Work instructions:
Restate the material word for word and leave out anything that is a picture.

[BEGIN Data shown]

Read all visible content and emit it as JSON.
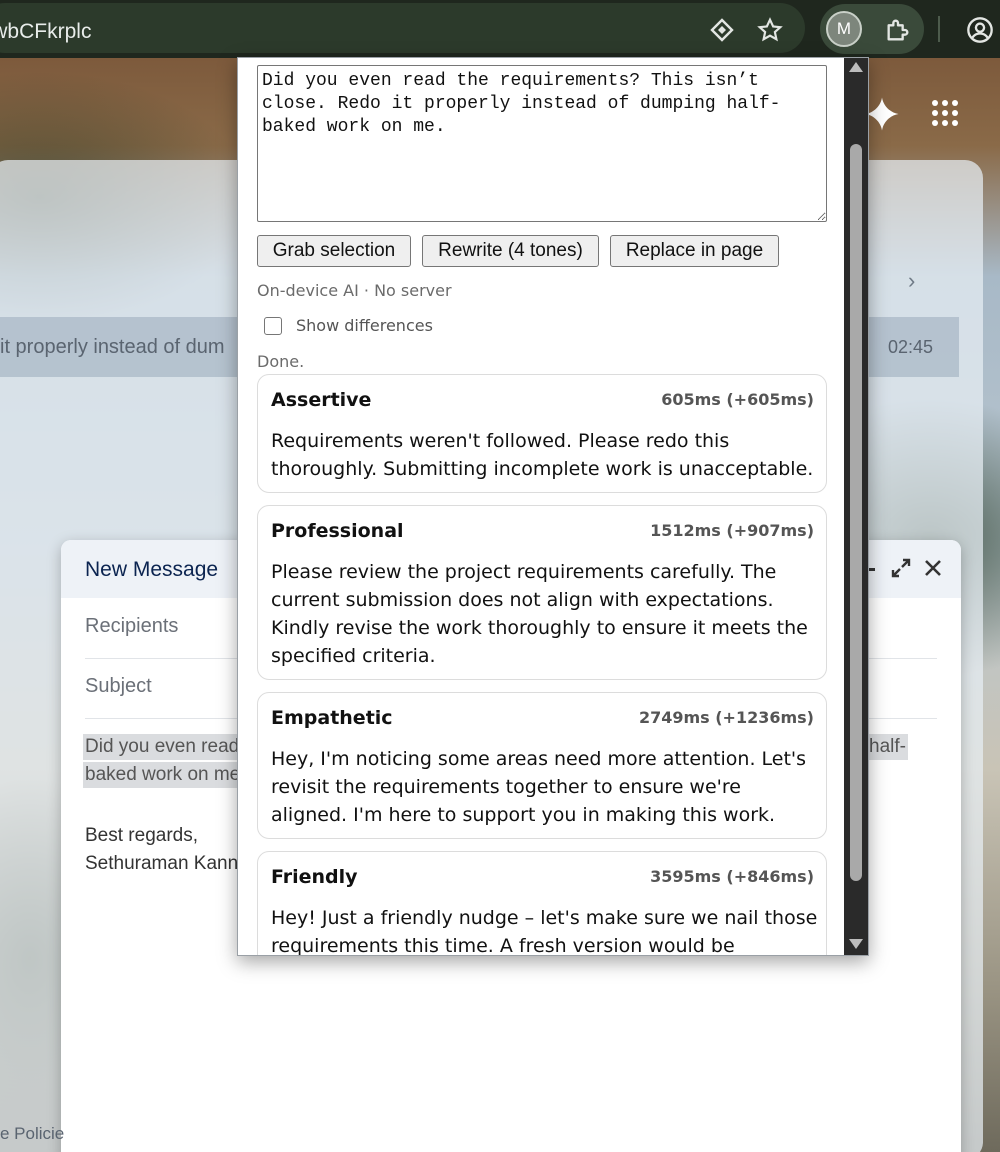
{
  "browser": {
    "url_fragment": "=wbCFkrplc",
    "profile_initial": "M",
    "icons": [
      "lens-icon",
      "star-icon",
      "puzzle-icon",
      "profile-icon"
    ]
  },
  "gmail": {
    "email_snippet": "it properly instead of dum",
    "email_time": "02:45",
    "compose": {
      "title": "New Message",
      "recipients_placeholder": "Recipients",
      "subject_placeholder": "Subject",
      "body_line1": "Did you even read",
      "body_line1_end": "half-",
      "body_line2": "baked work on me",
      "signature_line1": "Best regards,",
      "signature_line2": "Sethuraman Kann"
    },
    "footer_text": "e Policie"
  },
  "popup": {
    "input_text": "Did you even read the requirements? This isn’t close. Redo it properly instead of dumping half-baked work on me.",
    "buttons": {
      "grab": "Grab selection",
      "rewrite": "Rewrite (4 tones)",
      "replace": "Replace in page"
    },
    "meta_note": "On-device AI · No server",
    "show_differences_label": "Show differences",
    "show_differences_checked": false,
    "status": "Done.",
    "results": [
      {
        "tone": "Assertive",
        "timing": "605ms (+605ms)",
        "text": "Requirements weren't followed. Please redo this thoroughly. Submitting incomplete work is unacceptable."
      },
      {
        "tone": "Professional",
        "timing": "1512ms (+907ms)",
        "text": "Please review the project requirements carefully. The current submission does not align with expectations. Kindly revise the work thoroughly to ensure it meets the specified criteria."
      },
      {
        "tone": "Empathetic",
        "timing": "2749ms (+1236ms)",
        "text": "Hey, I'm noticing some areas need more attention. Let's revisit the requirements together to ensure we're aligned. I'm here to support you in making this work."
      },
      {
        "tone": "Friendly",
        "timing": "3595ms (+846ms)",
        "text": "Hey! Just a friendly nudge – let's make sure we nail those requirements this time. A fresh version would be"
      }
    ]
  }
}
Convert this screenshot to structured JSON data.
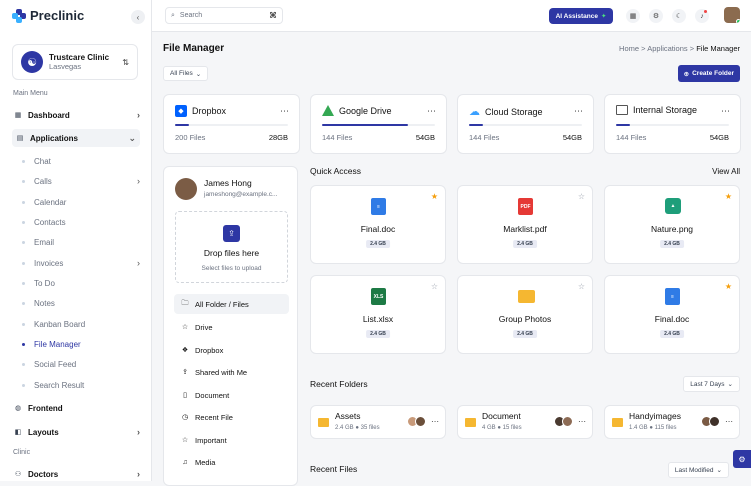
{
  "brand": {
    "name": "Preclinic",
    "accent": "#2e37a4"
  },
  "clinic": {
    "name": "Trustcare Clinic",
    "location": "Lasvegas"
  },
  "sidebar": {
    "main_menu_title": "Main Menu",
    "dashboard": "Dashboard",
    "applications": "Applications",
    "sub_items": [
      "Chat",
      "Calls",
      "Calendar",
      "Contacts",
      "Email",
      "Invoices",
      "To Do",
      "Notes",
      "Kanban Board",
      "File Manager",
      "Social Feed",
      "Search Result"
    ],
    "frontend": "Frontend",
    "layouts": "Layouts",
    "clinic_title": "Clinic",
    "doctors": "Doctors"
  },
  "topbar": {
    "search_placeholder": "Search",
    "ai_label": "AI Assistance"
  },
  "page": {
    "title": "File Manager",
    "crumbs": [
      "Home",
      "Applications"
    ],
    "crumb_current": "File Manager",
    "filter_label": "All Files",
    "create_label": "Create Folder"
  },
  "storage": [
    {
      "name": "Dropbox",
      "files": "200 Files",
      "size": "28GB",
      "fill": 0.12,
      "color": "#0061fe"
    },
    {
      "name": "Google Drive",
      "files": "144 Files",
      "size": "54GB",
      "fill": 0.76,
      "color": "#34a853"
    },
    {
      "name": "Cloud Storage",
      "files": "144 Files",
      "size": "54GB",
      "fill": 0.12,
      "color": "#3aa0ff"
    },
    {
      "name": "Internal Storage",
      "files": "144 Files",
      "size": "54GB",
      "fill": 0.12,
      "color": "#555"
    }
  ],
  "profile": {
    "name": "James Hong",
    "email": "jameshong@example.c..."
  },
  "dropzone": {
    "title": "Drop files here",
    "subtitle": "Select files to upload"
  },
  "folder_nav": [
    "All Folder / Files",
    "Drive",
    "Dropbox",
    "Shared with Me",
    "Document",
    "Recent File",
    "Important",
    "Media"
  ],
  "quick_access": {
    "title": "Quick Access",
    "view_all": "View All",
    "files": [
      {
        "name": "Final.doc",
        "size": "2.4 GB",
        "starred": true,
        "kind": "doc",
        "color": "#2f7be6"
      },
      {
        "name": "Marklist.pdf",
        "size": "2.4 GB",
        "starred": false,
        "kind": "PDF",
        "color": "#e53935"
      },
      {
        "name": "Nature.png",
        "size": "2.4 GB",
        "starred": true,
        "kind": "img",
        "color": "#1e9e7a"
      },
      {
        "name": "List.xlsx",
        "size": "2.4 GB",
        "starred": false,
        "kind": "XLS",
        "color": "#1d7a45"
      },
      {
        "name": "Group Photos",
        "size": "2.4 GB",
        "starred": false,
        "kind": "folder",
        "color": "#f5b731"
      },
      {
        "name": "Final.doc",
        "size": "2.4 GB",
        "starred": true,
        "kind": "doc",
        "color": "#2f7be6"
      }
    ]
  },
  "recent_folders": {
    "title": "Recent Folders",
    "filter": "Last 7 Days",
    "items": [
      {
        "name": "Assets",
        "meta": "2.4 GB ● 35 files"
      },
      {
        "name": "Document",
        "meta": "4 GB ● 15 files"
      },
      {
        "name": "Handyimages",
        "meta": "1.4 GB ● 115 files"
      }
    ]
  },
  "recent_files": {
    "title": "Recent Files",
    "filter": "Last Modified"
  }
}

[END Data shown]

The answer:
Read all visible content and emit it as JSON.
{
  "browser": {
    "url_fragment": "=wbCFkrplc",
    "profile_initial": "M",
    "icons": [
      "lens-icon",
      "star-icon",
      "puzzle-icon",
      "profile-icon"
    ]
  },
  "gmail": {
    "email_snippet": "it properly instead of dum",
    "email_time": "02:45",
    "compose": {
      "title": "New Message",
      "recipients_placeholder": "Recipients",
      "subject_placeholder": "Subject",
      "body_line1": "Did you even read",
      "body_line1_end": "half-",
      "body_line2": "baked work on me",
      "signature_line1": "Best regards,",
      "signature_line2": "Sethuraman Kann"
    },
    "footer_text": "e Policie"
  },
  "popup": {
    "input_text": "Did you even read the requirements? This isn’t close. Redo it properly instead of dumping half-baked work on me.",
    "buttons": {
      "grab": "Grab selection",
      "rewrite": "Rewrite (4 tones)",
      "replace": "Replace in page"
    },
    "meta_note": "On-device AI · No server",
    "show_differences_label": "Show differences",
    "show_differences_checked": false,
    "status": "Done.",
    "results": [
      {
        "tone": "Assertive",
        "timing": "605ms (+605ms)",
        "text": "Requirements weren't followed. Please redo this thoroughly. Submitting incomplete work is unacceptable."
      },
      {
        "tone": "Professional",
        "timing": "1512ms (+907ms)",
        "text": "Please review the project requirements carefully. The current submission does not align with expectations. Kindly revise the work thoroughly to ensure it meets the specified criteria."
      },
      {
        "tone": "Empathetic",
        "timing": "2749ms (+1236ms)",
        "text": "Hey, I'm noticing some areas need more attention. Let's revisit the requirements together to ensure we're aligned. I'm here to support you in making this work."
      },
      {
        "tone": "Friendly",
        "timing": "3595ms (+846ms)",
        "text": "Hey! Just a friendly nudge – let's make sure we nail those requirements this time. A fresh version would be"
      }
    ]
  }
}
Convert this screenshot to structured JSON data.
{
  "brand": {
    "name": "Preclinic",
    "accent": "#2e37a4"
  },
  "clinic": {
    "name": "Trustcare Clinic",
    "location": "Lasvegas"
  },
  "sidebar": {
    "main_menu_title": "Main Menu",
    "dashboard": "Dashboard",
    "applications": "Applications",
    "sub_items": [
      "Chat",
      "Calls",
      "Calendar",
      "Contacts",
      "Email",
      "Invoices",
      "To Do",
      "Notes",
      "Kanban Board",
      "File Manager",
      "Social Feed",
      "Search Result"
    ],
    "frontend": "Frontend",
    "layouts": "Layouts",
    "clinic_title": "Clinic",
    "doctors": "Doctors"
  },
  "topbar": {
    "search_placeholder": "Search",
    "ai_label": "AI Assistance"
  },
  "page": {
    "title": "File Manager",
    "crumbs": [
      "Home",
      "Applications"
    ],
    "crumb_current": "File Manager",
    "filter_label": "All Files",
    "create_label": "Create Folder"
  },
  "storage": [
    {
      "name": "Dropbox",
      "files": "200 Files",
      "size": "28GB",
      "fill": 0.12,
      "color": "#0061fe"
    },
    {
      "name": "Google Drive",
      "files": "144 Files",
      "size": "54GB",
      "fill": 0.76,
      "color": "#34a853"
    },
    {
      "name": "Cloud Storage",
      "files": "144 Files",
      "size": "54GB",
      "fill": 0.12,
      "color": "#3aa0ff"
    },
    {
      "name": "Internal Storage",
      "files": "144 Files",
      "size": "54GB",
      "fill": 0.12,
      "color": "#555"
    }
  ],
  "profile": {
    "name": "James Hong",
    "email": "jameshong@example.c..."
  },
  "dropzone": {
    "title": "Drop files here",
    "subtitle": "Select files to upload"
  },
  "folder_nav": [
    "All Folder / Files",
    "Drive",
    "Dropbox",
    "Shared with Me",
    "Document",
    "Recent File",
    "Important",
    "Media"
  ],
  "quick_access": {
    "title": "Quick Access",
    "view_all": "View All",
    "files": [
      {
        "name": "Final.doc",
        "size": "2.4 GB",
        "starred": true,
        "kind": "doc",
        "color": "#2f7be6"
      },
      {
        "name": "Marklist.pdf",
        "size": "2.4 GB",
        "starred": false,
        "kind": "PDF",
        "color": "#e53935"
      },
      {
        "name": "Nature.png",
        "size": "2.4 GB",
        "starred": true,
        "kind": "img",
        "color": "#1e9e7a"
      },
      {
        "name": "List.xlsx",
        "size": "2.4 GB",
        "starred": false,
        "kind": "XLS",
        "color": "#1d7a45"
      },
      {
        "name": "Group Photos",
        "size": "2.4 GB",
        "starred": false,
        "kind": "folder",
        "color": "#f5b731"
      },
      {
        "name": "Final.doc",
        "size": "2.4 GB",
        "starred": true,
        "kind": "doc",
        "color": "#2f7be6"
      }
    ]
  },
  "recent_folders": {
    "title": "Recent Folders",
    "filter": "Last 7 Days",
    "items": [
      {
        "name": "Assets",
        "meta": "2.4 GB ● 35 files"
      },
      {
        "name": "Document",
        "meta": "4 GB ● 15 files"
      },
      {
        "name": "Handyimages",
        "meta": "1.4 GB ● 115 files"
      }
    ]
  },
  "recent_files": {
    "title": "Recent Files",
    "filter": "Last Modified"
  }
}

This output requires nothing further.